§ What is expected:
Copy the lines verbatim, beginning with the line that contains "Patent image size: (982, 1069)." and continuing through the end of the data, and only those lines.

§ Records for processing:
* * *

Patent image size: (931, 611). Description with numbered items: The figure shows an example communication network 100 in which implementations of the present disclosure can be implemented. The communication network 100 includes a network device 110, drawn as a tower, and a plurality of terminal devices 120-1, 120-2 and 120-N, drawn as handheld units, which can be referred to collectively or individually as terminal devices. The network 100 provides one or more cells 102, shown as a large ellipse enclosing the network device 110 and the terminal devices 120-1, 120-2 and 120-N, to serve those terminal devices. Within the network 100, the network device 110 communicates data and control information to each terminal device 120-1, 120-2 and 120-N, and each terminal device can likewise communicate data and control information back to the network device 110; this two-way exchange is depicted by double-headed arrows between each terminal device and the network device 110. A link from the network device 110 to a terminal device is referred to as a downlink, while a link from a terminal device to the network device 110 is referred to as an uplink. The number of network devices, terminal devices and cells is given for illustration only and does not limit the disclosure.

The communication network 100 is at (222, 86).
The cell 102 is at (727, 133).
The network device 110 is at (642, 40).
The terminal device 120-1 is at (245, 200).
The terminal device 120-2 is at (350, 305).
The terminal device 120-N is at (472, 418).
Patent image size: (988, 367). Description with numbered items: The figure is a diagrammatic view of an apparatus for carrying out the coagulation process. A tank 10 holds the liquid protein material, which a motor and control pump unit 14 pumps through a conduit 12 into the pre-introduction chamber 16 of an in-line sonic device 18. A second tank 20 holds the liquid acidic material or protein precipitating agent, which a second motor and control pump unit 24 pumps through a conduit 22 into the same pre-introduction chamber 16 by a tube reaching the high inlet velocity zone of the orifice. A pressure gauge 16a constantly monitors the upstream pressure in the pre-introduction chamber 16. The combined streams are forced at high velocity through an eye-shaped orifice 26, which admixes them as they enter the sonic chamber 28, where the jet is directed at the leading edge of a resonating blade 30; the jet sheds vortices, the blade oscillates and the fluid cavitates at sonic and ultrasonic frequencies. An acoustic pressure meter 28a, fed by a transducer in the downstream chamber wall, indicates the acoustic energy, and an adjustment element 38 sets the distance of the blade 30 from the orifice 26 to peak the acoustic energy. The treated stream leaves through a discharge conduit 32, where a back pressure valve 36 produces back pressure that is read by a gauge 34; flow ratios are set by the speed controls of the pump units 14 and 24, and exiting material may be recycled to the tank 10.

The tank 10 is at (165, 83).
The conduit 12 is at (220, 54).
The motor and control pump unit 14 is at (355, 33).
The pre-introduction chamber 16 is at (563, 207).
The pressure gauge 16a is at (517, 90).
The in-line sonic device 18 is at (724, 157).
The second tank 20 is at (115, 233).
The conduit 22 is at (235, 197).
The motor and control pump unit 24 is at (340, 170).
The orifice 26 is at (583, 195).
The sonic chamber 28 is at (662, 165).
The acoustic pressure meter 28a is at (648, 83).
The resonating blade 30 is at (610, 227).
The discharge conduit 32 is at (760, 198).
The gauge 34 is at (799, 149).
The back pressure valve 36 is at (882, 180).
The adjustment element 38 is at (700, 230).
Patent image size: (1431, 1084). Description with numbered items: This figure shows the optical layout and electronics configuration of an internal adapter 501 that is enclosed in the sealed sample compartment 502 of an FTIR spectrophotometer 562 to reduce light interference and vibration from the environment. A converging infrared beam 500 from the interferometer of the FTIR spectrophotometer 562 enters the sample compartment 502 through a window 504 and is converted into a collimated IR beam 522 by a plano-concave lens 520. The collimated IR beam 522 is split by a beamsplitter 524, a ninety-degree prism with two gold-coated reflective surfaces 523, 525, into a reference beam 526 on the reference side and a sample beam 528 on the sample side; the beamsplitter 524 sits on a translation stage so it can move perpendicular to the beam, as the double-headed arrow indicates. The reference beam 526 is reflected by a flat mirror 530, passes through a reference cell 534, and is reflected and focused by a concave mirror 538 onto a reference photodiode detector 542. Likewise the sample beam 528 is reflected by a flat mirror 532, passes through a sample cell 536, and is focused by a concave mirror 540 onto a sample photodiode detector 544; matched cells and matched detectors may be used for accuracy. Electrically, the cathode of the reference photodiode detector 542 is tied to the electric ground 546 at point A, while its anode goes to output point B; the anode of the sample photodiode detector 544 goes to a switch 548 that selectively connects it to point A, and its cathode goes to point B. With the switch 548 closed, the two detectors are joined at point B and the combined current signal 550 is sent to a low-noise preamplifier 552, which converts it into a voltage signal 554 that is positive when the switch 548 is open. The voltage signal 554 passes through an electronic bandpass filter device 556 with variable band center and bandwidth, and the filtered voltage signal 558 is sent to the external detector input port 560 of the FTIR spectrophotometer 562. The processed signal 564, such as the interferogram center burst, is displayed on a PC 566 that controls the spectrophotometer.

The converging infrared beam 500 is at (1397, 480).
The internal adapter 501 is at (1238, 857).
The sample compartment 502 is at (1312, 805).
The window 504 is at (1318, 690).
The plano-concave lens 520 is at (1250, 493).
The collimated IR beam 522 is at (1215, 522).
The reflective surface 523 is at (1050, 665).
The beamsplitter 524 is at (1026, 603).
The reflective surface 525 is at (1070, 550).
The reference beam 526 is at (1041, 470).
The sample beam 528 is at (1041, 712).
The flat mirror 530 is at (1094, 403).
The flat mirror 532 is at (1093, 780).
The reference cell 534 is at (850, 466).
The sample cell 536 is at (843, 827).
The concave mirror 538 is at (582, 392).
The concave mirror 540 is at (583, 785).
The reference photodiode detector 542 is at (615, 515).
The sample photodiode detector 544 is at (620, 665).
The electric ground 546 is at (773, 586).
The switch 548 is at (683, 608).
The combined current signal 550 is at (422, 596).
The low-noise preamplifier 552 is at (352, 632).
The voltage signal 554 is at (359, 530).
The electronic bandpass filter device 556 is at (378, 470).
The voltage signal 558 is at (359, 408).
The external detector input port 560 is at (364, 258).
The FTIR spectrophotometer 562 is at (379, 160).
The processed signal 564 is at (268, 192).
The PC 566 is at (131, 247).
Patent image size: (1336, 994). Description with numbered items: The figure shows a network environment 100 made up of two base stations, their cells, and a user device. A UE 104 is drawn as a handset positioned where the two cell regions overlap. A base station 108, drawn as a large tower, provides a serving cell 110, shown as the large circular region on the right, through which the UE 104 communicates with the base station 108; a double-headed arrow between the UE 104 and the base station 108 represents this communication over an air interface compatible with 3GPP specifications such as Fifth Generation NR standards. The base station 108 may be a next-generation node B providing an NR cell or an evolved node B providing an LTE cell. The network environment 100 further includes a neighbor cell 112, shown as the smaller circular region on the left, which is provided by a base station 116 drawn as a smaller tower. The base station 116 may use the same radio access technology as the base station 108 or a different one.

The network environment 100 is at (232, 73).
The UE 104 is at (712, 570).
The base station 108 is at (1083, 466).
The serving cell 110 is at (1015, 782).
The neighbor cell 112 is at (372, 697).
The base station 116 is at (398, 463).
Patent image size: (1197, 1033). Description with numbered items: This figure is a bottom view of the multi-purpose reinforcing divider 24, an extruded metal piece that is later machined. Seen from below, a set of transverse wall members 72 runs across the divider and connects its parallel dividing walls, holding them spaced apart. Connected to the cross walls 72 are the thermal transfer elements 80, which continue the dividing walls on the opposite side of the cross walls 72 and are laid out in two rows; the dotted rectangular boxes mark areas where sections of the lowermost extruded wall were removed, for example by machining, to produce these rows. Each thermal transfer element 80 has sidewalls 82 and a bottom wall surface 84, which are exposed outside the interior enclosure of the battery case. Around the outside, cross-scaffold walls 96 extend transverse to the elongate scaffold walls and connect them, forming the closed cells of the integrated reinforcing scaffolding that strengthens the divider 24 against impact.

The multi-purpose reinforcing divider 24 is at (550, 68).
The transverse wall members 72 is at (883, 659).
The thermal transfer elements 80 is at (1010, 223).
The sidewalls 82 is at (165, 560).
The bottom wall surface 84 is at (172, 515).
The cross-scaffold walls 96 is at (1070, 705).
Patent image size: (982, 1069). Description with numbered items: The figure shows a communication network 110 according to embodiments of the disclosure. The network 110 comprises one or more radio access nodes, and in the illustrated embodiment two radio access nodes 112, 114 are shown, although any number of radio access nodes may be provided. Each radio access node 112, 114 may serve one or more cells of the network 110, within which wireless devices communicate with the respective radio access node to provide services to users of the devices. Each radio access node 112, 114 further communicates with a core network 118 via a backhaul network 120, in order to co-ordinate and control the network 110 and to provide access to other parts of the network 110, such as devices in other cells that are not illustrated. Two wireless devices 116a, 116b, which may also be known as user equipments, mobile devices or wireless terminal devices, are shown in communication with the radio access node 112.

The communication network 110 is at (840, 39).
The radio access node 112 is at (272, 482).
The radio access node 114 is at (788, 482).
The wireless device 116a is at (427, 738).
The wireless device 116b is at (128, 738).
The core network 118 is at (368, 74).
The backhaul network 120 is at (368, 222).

* * *

§ Output:
Patent image size: (982, 1069). Description with numbered items: The figure shows a communication network 110 according to embodiments of the disclosure. The network 110 comprises one or more radio access nodes, and in the illustrated embodiment two radio access nodes 112, 114 are shown, although any number of radio access nodes may be provided. Each radio access node 112, 114 may serve one or more cells of the network 110, within which wireless devices communicate with the respective radio access node to provide services to users of the devices. Each radio access node 112, 114 further communicates with a core network 118 via a backhaul network 120, in order to co-ordinate and control the network 110 and to provide access to other parts of the network 110, such as devices in other cells that are not illustrated. Two wireless devices 116a, 116b, which may also be known as user equipments, mobile devices or wireless terminal devices, are shown in communication with the radio access node 112.

The communication network 110 is at (840, 39).
The radio access node 112 is at (272, 482).
The radio access node 114 is at (788, 482).
The wireless device 116a is at (427, 738).
The wireless device 116b is at (128, 738).
The core network 118 is at (368, 74).
The backhaul network 120 is at (368, 222).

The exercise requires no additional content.